[Begin Records supplied]

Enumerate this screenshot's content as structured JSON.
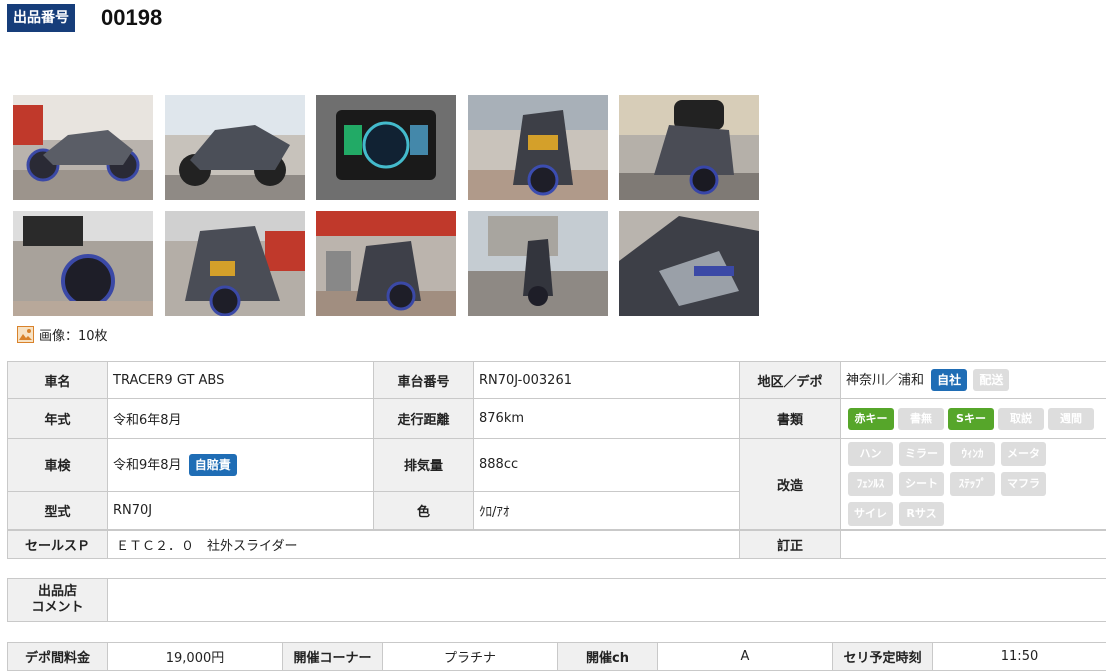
{
  "header": {
    "label": "出品番号",
    "number": "00198"
  },
  "gallery": {
    "count_text": "画像：10枚",
    "thumbnails": [
      "side-view-photo",
      "left-side-photo",
      "dashboard-photo",
      "front-view-photo",
      "rear-view-photo",
      "rear-wheel-photo",
      "front-angle-photo",
      "street-photo",
      "road-photo",
      "closeup-photo"
    ]
  },
  "info": {
    "rows": [
      {
        "l1": "車名",
        "v1": "TRACER9 GT ABS",
        "l2": "車台番号",
        "v2": "RN70J-003261",
        "l3": "地区／デポ",
        "v3": "神奈川／浦和",
        "tags": [
          {
            "text": "自社",
            "style": "blue"
          },
          {
            "text": "配送",
            "style": "grey"
          }
        ]
      },
      {
        "l1": "年式",
        "v1": "令和6年8月",
        "l2": "走行距離",
        "v2": "876km",
        "l3": "書類",
        "tags": [
          {
            "text": "赤キー",
            "style": "green"
          },
          {
            "text": "書無",
            "style": "grey"
          },
          {
            "text": "Sキー",
            "style": "green"
          },
          {
            "text": "取説",
            "style": "grey"
          },
          {
            "text": "週間",
            "style": "grey"
          }
        ]
      },
      {
        "l1": "車検",
        "v1": "令和9年8月",
        "badge": "自賠責",
        "l2": "排気量",
        "v2": "888cc",
        "l3": "改造"
      },
      {
        "l1": "型式",
        "v1": "RN70J",
        "l2": "色",
        "v2": "ｸﾛ/ｱｵ"
      }
    ],
    "mods": [
      "ハン",
      "ミラー",
      "ｳｨﾝｶ",
      "メータ",
      "ﾌｪﾝﾙｽ",
      "シート",
      "ｽﾃｯﾌﾟ",
      "マフラ",
      "サイレ",
      "Rサス"
    ]
  },
  "sales": {
    "label": "セールスＰ",
    "value": "ＥＴＣ２．０　社外スライダー",
    "label2": "訂正",
    "value2": ""
  },
  "comment": {
    "label_line1": "出品店",
    "label_line2": "コメント",
    "value": ""
  },
  "fees": {
    "l1": "デポ間料金",
    "v1": "19,000円",
    "l2": "開催コーナー",
    "v2": "プラチナ",
    "l3": "開催ch",
    "v3": "A",
    "l4": "セリ予定時刻",
    "v4": "11:50"
  },
  "colors": {
    "header_bg": "#163d7a",
    "tag_blue": "#1f6db5",
    "tag_green": "#56a62a",
    "tag_grey": "#dddddd"
  }
}
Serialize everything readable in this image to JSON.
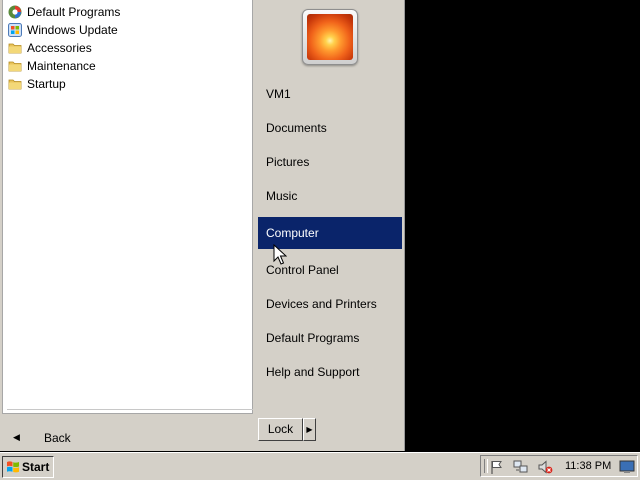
{
  "start_menu": {
    "programs": [
      {
        "label": "Default Programs",
        "icon": "default-programs-icon"
      },
      {
        "label": "Windows Update",
        "icon": "windows-update-icon"
      },
      {
        "label": "Accessories",
        "icon": "folder-icon"
      },
      {
        "label": "Maintenance",
        "icon": "folder-icon"
      },
      {
        "label": "Startup",
        "icon": "folder-icon"
      }
    ],
    "back_label": "Back",
    "places": [
      {
        "label": "VM1"
      },
      {
        "label": "Documents"
      },
      {
        "label": "Pictures"
      },
      {
        "label": "Music"
      },
      {
        "label": "Computer",
        "selected": true
      },
      {
        "label": "Control Panel"
      },
      {
        "label": "Devices and Printers"
      },
      {
        "label": "Default Programs"
      },
      {
        "label": "Help and Support"
      }
    ],
    "lock_label": "Lock"
  },
  "taskbar": {
    "start_label": "Start",
    "clock": "11:38 PM",
    "tray_icons": [
      "action-center-flag-icon",
      "network-icon",
      "volume-muted-icon",
      "show-desktop-icon"
    ]
  },
  "colors": {
    "selection": "#0a246a",
    "chrome": "#d4d0c8",
    "desktop": "#000000"
  }
}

[End Records supplied]

Every line from the one containing "Serialize everything readable" through the end of the data above should be copied exactly; nothing else is copied, and pictures are omitted.

Serialize everything readable in this image to JSON.
{
  "start_menu": {
    "programs": [
      {
        "label": "Default Programs",
        "icon": "default-programs-icon"
      },
      {
        "label": "Windows Update",
        "icon": "windows-update-icon"
      },
      {
        "label": "Accessories",
        "icon": "folder-icon"
      },
      {
        "label": "Maintenance",
        "icon": "folder-icon"
      },
      {
        "label": "Startup",
        "icon": "folder-icon"
      }
    ],
    "back_label": "Back",
    "places": [
      {
        "label": "VM1"
      },
      {
        "label": "Documents"
      },
      {
        "label": "Pictures"
      },
      {
        "label": "Music"
      },
      {
        "label": "Computer",
        "selected": true
      },
      {
        "label": "Control Panel"
      },
      {
        "label": "Devices and Printers"
      },
      {
        "label": "Default Programs"
      },
      {
        "label": "Help and Support"
      }
    ],
    "lock_label": "Lock"
  },
  "taskbar": {
    "start_label": "Start",
    "clock": "11:38 PM",
    "tray_icons": [
      "action-center-flag-icon",
      "network-icon",
      "volume-muted-icon",
      "show-desktop-icon"
    ]
  },
  "colors": {
    "selection": "#0a246a",
    "chrome": "#d4d0c8",
    "desktop": "#000000"
  }
}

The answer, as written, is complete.